WHAT YOU NEED TO DO - From the listing below, pull out every line where the string "naprężenia" appears.

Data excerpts
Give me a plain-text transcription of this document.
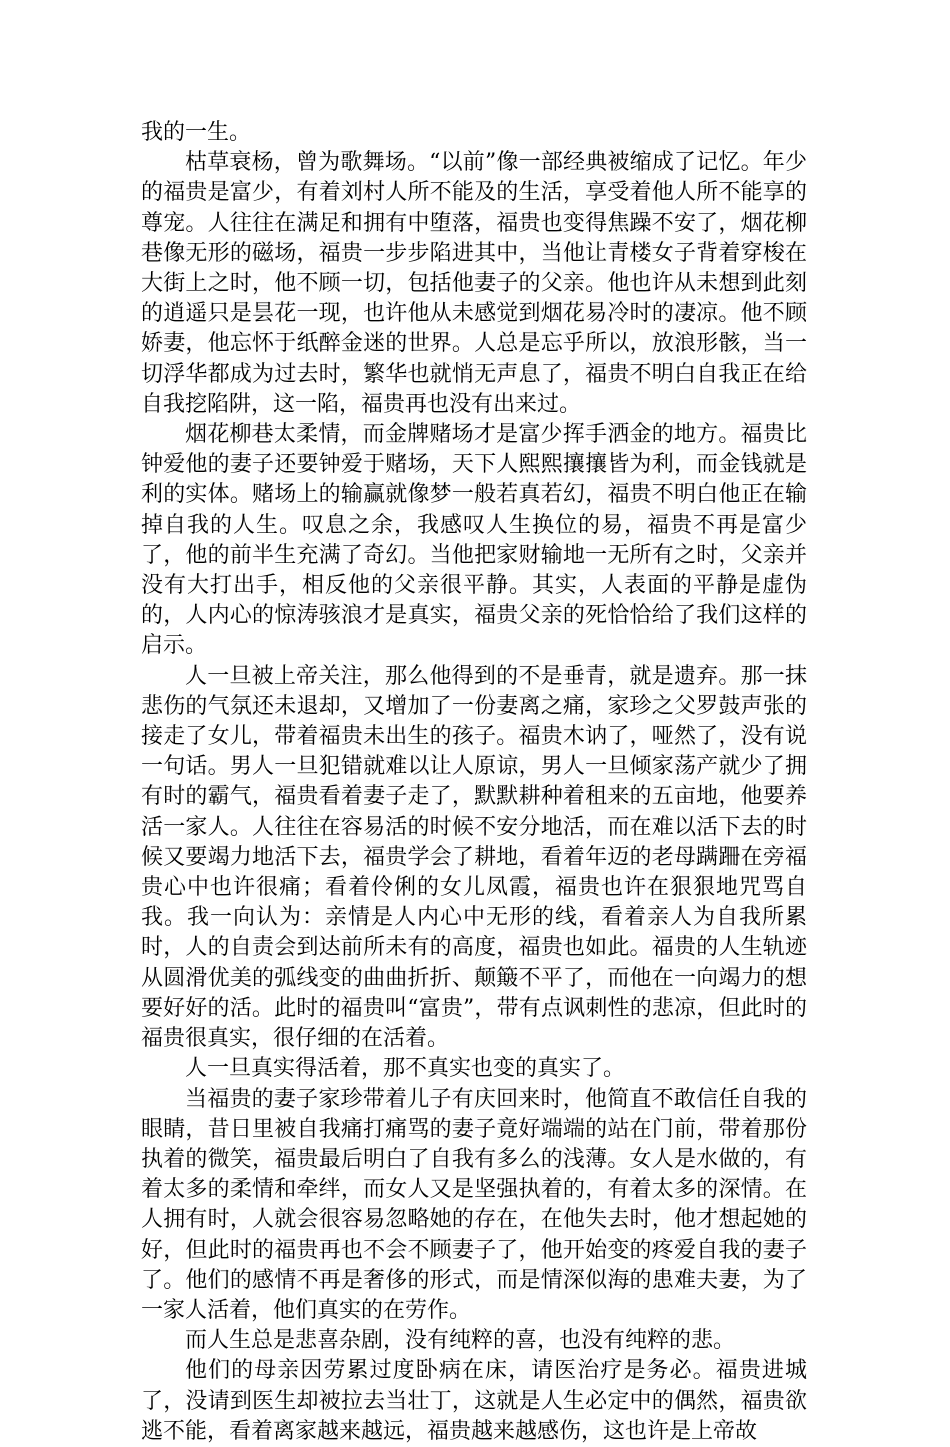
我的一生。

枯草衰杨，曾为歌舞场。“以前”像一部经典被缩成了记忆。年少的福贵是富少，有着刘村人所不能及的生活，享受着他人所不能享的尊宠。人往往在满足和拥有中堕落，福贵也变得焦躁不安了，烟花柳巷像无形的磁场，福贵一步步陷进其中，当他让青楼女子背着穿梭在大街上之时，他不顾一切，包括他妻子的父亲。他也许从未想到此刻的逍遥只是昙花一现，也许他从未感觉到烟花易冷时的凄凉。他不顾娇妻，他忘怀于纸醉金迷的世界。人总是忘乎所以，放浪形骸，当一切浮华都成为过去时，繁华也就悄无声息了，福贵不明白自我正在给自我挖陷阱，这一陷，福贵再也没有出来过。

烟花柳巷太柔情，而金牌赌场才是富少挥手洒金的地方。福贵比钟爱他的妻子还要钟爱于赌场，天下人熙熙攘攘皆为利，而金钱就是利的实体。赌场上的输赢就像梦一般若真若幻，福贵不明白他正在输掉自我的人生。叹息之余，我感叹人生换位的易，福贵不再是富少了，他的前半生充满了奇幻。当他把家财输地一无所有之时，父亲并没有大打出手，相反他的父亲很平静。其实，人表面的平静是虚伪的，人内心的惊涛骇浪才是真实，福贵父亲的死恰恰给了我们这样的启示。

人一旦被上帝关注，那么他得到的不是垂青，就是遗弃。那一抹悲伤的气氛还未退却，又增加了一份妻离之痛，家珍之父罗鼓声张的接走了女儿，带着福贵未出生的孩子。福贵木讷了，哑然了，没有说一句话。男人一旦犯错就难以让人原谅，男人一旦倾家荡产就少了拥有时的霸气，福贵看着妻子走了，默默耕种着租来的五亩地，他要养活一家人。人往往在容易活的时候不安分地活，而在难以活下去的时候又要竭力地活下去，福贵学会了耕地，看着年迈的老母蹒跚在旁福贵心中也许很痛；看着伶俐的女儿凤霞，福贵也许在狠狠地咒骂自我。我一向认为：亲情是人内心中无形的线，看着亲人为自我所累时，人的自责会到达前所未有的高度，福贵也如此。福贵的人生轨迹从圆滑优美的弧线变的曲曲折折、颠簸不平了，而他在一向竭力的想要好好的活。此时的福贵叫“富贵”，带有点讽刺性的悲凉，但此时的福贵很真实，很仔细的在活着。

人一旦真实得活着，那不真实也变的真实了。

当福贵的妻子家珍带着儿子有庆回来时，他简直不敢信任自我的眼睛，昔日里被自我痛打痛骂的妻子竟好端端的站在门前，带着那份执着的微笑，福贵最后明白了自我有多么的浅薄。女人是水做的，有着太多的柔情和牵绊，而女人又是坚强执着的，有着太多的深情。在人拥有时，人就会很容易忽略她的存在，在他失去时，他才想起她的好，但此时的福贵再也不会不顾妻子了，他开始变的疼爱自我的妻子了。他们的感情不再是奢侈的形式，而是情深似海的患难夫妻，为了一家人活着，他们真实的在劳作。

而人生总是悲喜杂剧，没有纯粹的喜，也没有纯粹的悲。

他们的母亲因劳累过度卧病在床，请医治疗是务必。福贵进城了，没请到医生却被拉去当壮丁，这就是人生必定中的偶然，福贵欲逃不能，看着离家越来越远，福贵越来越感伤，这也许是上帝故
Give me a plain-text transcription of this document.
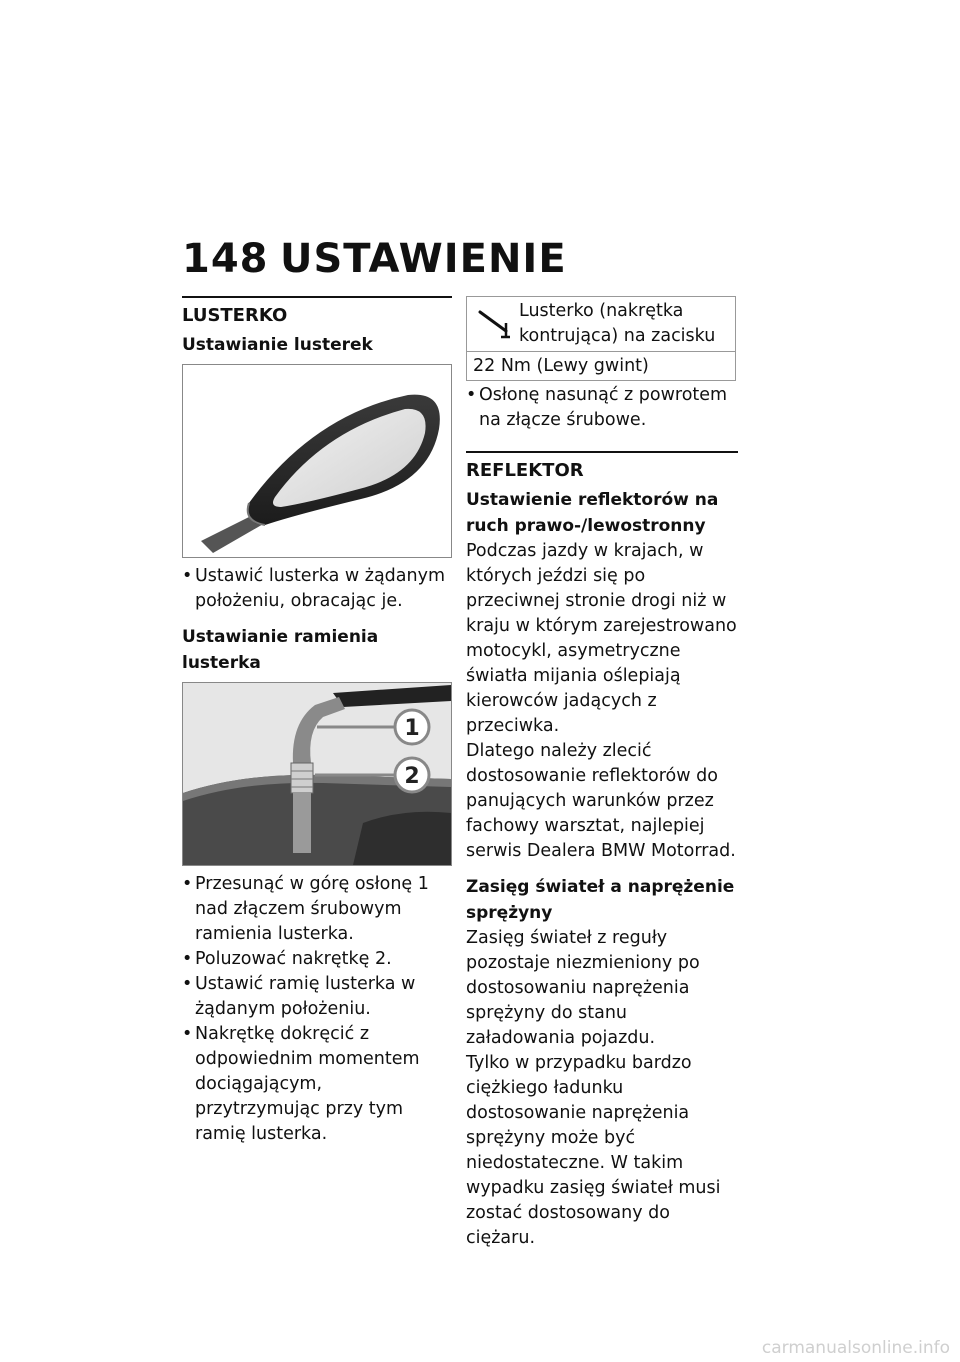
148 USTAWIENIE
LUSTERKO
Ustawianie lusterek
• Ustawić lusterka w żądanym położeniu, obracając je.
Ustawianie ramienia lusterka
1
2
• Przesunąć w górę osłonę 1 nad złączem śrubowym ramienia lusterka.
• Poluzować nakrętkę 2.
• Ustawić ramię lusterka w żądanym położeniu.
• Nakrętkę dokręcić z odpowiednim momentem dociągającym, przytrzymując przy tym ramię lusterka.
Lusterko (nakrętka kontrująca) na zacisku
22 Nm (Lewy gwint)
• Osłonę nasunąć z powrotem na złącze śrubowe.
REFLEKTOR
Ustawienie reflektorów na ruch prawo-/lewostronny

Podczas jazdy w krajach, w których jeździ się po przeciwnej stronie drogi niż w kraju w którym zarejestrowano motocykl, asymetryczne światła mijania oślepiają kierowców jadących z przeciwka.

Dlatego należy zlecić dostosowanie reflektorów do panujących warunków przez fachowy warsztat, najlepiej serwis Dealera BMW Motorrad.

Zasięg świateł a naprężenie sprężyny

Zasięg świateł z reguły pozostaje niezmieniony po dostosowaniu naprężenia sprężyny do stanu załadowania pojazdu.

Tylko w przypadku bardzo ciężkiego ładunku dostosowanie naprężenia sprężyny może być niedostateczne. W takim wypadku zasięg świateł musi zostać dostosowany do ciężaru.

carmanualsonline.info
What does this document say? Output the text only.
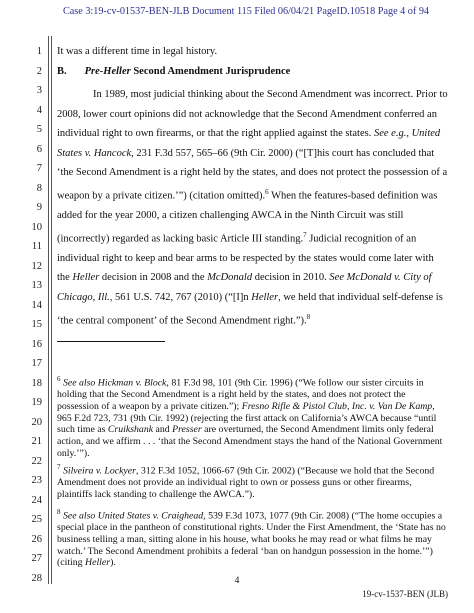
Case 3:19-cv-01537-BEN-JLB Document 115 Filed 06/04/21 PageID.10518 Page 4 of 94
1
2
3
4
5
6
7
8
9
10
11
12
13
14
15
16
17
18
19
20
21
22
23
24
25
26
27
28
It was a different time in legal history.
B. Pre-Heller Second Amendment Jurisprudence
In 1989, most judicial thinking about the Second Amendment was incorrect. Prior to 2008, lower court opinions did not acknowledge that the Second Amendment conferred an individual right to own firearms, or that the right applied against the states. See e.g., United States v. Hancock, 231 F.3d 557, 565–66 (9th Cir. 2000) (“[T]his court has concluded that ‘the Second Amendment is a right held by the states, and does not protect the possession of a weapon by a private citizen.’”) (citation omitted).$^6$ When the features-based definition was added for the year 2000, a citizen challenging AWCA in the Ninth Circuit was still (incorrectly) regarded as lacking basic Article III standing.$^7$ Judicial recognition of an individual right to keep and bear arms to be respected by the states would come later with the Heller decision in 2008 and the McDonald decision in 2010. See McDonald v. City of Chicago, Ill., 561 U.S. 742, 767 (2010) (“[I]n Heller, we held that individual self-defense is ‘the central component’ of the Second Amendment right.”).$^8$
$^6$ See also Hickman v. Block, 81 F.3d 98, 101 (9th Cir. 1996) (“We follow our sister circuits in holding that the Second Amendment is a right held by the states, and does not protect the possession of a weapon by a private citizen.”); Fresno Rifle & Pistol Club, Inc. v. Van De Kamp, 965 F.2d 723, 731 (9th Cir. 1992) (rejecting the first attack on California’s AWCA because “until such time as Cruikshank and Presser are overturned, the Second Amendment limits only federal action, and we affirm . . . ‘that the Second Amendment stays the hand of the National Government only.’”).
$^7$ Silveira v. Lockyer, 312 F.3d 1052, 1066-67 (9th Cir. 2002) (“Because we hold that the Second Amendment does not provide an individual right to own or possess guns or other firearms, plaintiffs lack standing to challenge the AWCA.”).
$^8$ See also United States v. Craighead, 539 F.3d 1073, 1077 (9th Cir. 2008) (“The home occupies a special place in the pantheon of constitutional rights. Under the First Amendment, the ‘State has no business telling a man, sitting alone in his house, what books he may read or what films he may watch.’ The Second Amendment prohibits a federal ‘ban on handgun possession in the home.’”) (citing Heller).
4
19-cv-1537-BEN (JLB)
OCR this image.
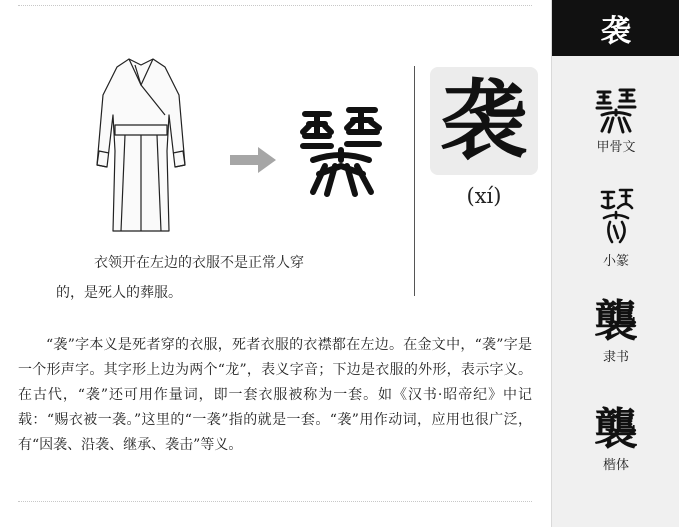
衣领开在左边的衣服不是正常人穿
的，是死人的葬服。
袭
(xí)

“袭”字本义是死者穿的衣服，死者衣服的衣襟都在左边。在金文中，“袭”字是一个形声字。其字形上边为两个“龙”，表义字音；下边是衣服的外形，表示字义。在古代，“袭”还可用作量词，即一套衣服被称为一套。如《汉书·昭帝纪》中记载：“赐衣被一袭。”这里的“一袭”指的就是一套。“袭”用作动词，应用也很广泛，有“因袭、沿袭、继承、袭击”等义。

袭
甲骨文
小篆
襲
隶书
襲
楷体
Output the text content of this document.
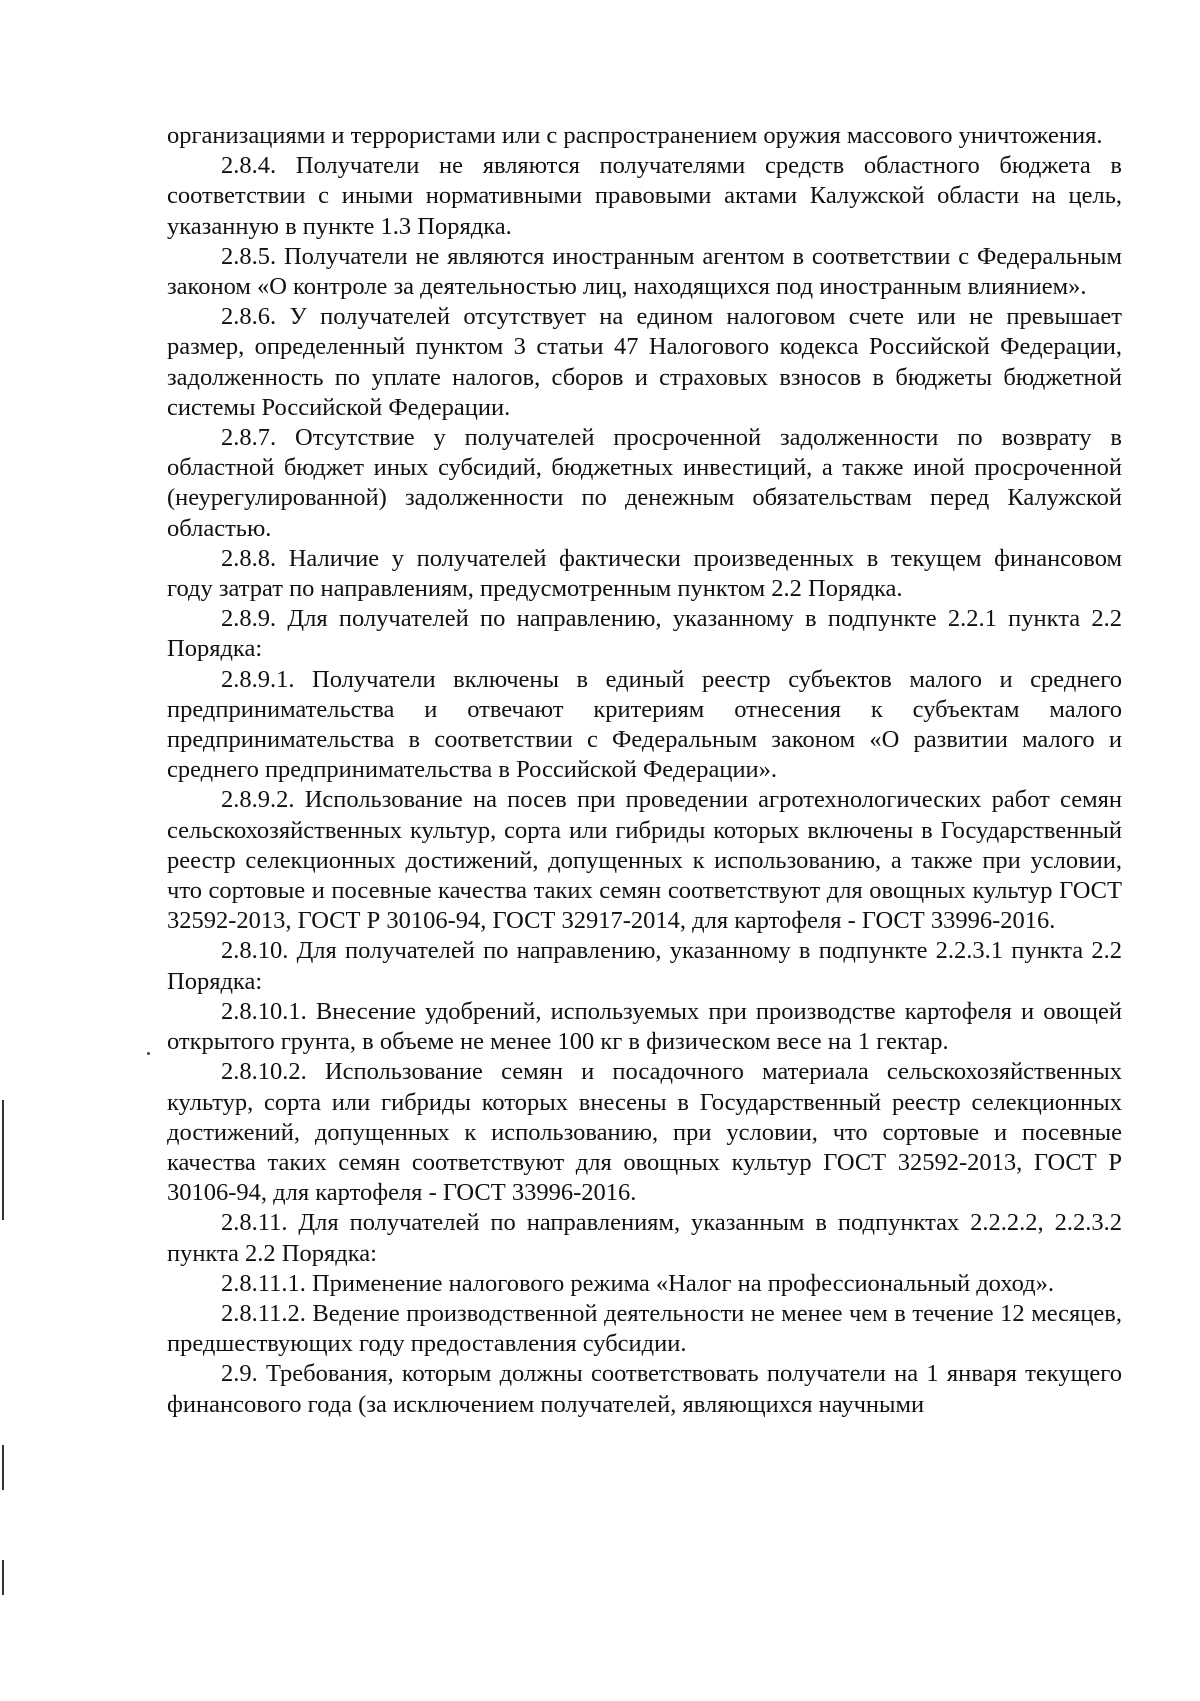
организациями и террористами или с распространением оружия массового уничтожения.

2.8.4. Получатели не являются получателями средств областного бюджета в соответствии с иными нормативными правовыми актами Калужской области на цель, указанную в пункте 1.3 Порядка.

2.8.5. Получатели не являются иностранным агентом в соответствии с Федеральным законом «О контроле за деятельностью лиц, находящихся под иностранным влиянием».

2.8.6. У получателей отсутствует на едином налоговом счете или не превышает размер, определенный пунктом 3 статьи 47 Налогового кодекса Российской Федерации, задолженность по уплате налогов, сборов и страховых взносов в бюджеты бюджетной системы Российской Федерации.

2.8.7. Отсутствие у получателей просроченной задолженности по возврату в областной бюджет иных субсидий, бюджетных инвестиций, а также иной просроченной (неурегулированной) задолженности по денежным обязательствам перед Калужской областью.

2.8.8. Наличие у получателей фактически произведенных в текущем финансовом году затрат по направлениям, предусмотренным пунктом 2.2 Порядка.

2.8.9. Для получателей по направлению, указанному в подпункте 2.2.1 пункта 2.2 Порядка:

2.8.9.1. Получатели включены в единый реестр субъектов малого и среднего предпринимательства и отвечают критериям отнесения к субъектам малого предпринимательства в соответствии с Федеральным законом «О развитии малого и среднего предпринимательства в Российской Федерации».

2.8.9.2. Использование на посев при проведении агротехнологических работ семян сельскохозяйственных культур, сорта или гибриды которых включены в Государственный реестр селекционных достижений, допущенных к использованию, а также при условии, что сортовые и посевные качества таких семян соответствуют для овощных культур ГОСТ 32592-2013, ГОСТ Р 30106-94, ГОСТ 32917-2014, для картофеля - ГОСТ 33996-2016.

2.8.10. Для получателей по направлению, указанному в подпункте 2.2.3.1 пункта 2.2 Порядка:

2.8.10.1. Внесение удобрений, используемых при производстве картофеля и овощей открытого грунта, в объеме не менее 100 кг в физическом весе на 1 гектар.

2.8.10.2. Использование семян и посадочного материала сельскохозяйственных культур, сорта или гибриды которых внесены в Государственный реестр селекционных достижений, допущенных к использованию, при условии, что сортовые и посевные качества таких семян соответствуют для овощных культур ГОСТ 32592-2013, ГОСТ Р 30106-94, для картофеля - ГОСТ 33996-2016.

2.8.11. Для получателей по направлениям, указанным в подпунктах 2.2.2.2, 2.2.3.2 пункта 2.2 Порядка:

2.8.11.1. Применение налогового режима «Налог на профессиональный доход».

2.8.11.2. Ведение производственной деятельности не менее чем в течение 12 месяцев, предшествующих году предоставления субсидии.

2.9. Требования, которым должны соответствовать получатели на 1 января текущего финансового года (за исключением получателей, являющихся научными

EXERCISE OUTPUT -
Zasięg świateł z reguły pozostaje niezmieniony po dostosowaniu naprężenia sprężyny do stanu załadowania pojazdu.
Tylko w przypadku bardzo ciężkiego ładunku dostosowanie naprężenia sprężyny może być niedostateczne. W takim wypadku zasięg świateł musi zostać dostosowany do ciężaru.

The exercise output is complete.